__Excerpted text__

The town (known as Mielau in German) gave its name to the Truppenübungsplatz "Mielau" military training range built by prisoners of the Soldau concentration camp nearby and nicknamed the New Berlin. The facility was used by the Nazis for repairing and refitting army tanks in Operation Barbarossa, and for testing anti-tank weapons and artillery on an area of 300 km2. Some fifteen villages around Krzywonoś were completely dismantled to make room for it and 25,000 people were expelled in the area. Similar Nazi German military ranges in occupied Poland included the SS-Truppenübungsplatz Heidelager located in Pustków and the SS-Truppenübungsplatz Westpreußen located in Dziemiany.

Jews who had survived the ghetto were liquidated to Auschwitz. The last deportation was on December 10, 1942.

Prior to the arrival of the Soviets in 1945, Mława was the location of the German massacre of 364 prisoners of the forced labour camp adjacent to the Truppenübungsplatz "Mielau". In 1945 the town was restored to Poland, although with a Soviet-installed communist regime, which remained in power until the Fall of Communism in the 1980s. From 1975 to 1998, it was administratively located in the Ciechanów Voivodeship.

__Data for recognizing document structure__
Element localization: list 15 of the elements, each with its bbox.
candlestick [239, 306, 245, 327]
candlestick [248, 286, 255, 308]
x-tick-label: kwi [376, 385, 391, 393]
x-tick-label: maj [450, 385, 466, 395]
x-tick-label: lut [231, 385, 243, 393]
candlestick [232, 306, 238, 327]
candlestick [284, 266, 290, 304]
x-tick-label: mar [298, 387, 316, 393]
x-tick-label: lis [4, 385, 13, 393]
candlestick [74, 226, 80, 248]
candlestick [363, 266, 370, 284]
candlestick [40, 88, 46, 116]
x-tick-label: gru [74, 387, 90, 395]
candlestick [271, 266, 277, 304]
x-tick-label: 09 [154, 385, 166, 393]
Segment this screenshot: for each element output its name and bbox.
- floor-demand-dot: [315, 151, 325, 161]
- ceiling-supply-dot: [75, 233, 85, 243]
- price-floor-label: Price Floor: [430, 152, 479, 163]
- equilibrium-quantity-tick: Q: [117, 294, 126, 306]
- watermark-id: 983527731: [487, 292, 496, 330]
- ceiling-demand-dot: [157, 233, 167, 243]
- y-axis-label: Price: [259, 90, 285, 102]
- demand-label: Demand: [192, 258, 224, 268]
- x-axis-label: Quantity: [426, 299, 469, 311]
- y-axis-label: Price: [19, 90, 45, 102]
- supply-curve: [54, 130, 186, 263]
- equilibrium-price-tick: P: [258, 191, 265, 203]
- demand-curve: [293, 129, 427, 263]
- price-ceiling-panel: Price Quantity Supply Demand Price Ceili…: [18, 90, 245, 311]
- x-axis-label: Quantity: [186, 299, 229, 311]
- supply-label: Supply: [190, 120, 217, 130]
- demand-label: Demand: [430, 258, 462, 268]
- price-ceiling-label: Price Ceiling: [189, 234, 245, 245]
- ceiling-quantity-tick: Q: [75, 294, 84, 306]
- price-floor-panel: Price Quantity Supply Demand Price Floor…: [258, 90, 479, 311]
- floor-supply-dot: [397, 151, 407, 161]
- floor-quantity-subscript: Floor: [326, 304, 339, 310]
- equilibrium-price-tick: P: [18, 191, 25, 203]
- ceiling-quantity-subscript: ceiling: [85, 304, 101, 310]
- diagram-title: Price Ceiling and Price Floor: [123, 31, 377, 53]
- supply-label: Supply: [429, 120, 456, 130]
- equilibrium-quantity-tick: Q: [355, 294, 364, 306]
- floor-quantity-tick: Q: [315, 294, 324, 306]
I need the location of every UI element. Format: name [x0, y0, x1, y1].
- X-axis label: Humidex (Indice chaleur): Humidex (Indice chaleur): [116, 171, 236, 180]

__Tasks to carry out__
**A.** Quote the passage on Mława's wartime history from the part that opens with the words containing "The town (known" and closes with "located in Dziemiany.".
**B.** Carry on the passage about Mława's history from the point where it stops.
These rows were taken from a different source.

__Results in order__
**A.**
The town (known as Mielau in German) gave its name to the Truppenübungsplatz "Mielau" military training range built by prisoners of the Soldau concentration camp nearby and nicknamed the New Berlin. The facility was used by the Nazis for repairing and refitting army tanks in Operation Barbarossa, and for testing anti-tank weapons and artillery on an area of 300 km2. Some fifteen villages around Krzywonoś were completely dismantled to make room for it and 25,000 people were expelled in the area. Similar Nazi German military ranges in occupied Poland included the SS-Truppenübungsplatz Heidelager located in Pustków and the SS-Truppenübungsplatz Westpreußen located in Dziemiany.

**B.**
In 1991, between 26 and 27 June, the town saw the a series of violent devastations and looting incidents when a group of youth estimated at 200 individuals, including young females, invaded the homes of the local Roma residents causing them to flee. Not a single Roma person was injured in the riot, but the material losses were substantial affecting up to 40% of residences. Many perpetrators were arrested on-site; a number of them sentenced to jail after a trial. The violence was described as motivated by racism and jealousy. The incident that triggered the riot was the killing of a Polish pedestrian struck along with his companion in a hit-and-run by a Romani male driver. The event triggered major discussions around the status of the Romani people in Poland, economic disparity, and the direction of the ongoing transitional political, social and economic reforms as the country adjusts after the end of the PRL era.

==Climate==
Mława has an oceanic climate (Köppen climate classification: Cfb) using the -3 C isotherm or a humid continental climate (Köppen climate classification: Dfb) using the 0 C isotherm.

Climate data for Mława (1991–2020 normals, extremes 1961–present)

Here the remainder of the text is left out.